■ EXERCISE DETAILS
Reproduce exactly, with no other output, every line of the data below from the line containing "Read all visible content and emit it as JSON." to the end, inclusive.

■ ITEMS
* begin *

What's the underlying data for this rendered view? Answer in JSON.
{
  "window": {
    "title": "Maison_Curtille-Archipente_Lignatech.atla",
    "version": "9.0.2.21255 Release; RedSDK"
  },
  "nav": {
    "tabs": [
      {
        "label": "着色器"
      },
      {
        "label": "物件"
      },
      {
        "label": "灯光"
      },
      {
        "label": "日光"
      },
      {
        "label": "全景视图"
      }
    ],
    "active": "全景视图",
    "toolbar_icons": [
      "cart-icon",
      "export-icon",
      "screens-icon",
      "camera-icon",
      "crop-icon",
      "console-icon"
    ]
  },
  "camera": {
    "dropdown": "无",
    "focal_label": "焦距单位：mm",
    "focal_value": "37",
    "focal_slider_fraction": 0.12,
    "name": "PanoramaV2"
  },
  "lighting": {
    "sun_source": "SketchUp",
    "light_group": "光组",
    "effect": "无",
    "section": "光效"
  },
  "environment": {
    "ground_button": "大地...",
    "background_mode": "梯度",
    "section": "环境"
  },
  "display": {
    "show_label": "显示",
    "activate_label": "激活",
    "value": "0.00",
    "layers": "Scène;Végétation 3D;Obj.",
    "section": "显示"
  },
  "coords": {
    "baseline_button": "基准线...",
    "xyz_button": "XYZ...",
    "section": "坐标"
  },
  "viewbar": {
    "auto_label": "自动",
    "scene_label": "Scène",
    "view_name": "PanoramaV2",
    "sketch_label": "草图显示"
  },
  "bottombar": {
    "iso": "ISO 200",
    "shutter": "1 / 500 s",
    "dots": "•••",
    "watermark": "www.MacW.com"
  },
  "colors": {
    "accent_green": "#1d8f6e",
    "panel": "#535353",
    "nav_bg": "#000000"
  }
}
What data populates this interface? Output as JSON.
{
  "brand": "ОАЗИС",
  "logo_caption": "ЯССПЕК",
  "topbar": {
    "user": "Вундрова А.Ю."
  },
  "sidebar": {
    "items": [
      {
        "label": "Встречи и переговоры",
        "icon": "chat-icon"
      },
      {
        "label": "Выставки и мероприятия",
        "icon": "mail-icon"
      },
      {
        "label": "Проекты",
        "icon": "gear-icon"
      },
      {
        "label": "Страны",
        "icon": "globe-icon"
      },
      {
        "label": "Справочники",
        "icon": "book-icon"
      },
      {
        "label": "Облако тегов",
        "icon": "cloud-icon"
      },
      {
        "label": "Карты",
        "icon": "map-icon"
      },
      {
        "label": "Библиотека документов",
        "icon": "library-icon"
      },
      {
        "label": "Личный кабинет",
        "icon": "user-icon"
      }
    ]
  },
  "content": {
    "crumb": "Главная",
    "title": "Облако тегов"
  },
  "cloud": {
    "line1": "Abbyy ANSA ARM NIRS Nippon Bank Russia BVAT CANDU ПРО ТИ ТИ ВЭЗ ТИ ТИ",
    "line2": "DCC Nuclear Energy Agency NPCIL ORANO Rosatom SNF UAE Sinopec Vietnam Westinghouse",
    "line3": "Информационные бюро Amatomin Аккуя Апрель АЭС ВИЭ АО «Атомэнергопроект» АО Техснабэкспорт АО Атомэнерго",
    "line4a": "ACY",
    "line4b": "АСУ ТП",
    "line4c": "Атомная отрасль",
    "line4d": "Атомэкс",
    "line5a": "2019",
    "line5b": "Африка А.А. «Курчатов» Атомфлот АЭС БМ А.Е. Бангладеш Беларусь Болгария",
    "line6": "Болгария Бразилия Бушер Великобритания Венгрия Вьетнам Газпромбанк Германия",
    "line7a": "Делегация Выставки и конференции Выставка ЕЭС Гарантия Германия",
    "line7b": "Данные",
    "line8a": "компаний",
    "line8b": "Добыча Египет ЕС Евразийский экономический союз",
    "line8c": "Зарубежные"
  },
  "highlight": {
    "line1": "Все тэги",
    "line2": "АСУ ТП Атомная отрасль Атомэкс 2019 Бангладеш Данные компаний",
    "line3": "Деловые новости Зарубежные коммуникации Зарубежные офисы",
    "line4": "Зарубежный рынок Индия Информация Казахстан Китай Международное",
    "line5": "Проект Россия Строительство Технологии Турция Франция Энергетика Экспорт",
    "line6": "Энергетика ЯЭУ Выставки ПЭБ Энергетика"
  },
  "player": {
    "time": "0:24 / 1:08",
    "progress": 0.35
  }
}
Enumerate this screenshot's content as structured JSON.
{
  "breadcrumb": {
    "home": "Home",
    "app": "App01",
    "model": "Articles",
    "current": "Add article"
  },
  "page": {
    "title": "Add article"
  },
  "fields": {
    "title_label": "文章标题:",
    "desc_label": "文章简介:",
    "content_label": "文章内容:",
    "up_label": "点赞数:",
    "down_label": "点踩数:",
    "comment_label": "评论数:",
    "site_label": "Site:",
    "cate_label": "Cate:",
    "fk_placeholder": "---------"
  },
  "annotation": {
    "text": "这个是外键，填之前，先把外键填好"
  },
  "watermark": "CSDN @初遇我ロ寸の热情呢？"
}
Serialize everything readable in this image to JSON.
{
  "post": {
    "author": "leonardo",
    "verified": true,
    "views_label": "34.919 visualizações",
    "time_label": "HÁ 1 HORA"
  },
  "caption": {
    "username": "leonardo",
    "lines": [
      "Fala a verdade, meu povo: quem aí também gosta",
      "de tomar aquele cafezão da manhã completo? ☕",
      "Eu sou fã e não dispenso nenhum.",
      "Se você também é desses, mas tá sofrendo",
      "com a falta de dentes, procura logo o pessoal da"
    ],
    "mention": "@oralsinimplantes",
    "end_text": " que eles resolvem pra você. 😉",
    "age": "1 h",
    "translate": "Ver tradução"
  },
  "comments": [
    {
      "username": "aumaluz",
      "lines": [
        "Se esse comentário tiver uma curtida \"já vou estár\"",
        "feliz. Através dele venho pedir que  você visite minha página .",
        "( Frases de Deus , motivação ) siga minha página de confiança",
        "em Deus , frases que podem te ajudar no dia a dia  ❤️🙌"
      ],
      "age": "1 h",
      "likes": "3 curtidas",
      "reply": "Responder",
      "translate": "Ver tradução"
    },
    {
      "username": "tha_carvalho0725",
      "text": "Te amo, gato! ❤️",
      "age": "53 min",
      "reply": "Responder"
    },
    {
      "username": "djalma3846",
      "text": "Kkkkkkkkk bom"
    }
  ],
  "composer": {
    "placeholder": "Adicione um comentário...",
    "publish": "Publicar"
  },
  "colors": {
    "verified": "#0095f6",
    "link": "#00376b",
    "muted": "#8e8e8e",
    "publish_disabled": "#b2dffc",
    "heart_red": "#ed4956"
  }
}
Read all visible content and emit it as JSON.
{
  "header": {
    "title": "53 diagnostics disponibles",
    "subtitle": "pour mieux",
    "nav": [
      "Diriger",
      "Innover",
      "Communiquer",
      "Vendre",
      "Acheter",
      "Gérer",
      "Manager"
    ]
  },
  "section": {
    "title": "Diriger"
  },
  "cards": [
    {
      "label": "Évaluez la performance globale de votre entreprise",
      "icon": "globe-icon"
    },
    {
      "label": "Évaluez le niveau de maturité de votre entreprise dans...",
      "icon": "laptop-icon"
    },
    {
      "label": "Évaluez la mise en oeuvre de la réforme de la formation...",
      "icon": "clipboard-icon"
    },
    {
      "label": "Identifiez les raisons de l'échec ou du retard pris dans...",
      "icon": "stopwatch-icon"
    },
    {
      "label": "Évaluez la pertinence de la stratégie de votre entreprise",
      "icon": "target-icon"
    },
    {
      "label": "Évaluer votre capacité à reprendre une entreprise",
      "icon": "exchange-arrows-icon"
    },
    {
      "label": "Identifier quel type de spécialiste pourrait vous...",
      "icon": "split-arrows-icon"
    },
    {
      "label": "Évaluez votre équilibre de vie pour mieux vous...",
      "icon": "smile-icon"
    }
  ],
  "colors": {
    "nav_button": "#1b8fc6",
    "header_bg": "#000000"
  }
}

* end *

■ WRITTEN REPLY
Read all visible content and emit it as JSON.
{
  "header": {
    "title": "53 diagnostics disponibles",
    "subtitle": "pour mieux",
    "nav": [
      "Diriger",
      "Innover",
      "Communiquer",
      "Vendre",
      "Acheter",
      "Gérer",
      "Manager"
    ]
  },
  "section": {
    "title": "Diriger"
  },
  "cards": [
    {
      "label": "Évaluez la performance globale de votre entreprise",
      "icon": "globe-icon"
    },
    {
      "label": "Évaluez le niveau de maturité de votre entreprise dans...",
      "icon": "laptop-icon"
    },
    {
      "label": "Évaluez la mise en oeuvre de la réforme de la formation...",
      "icon": "clipboard-icon"
    },
    {
      "label": "Identifiez les raisons de l'échec ou du retard pris dans...",
      "icon": "stopwatch-icon"
    },
    {
      "label": "Évaluez la pertinence de la stratégie de votre entreprise",
      "icon": "target-icon"
    },
    {
      "label": "Évaluer votre capacité à reprendre une entreprise",
      "icon": "exchange-arrows-icon"
    },
    {
      "label": "Identifier quel type de spécialiste pourrait vous...",
      "icon": "split-arrows-icon"
    },
    {
      "label": "Évaluez votre équilibre de vie pour mieux vous...",
      "icon": "smile-icon"
    }
  ],
  "colors": {
    "nav_button": "#1b8fc6",
    "header_bg": "#000000"
  }
}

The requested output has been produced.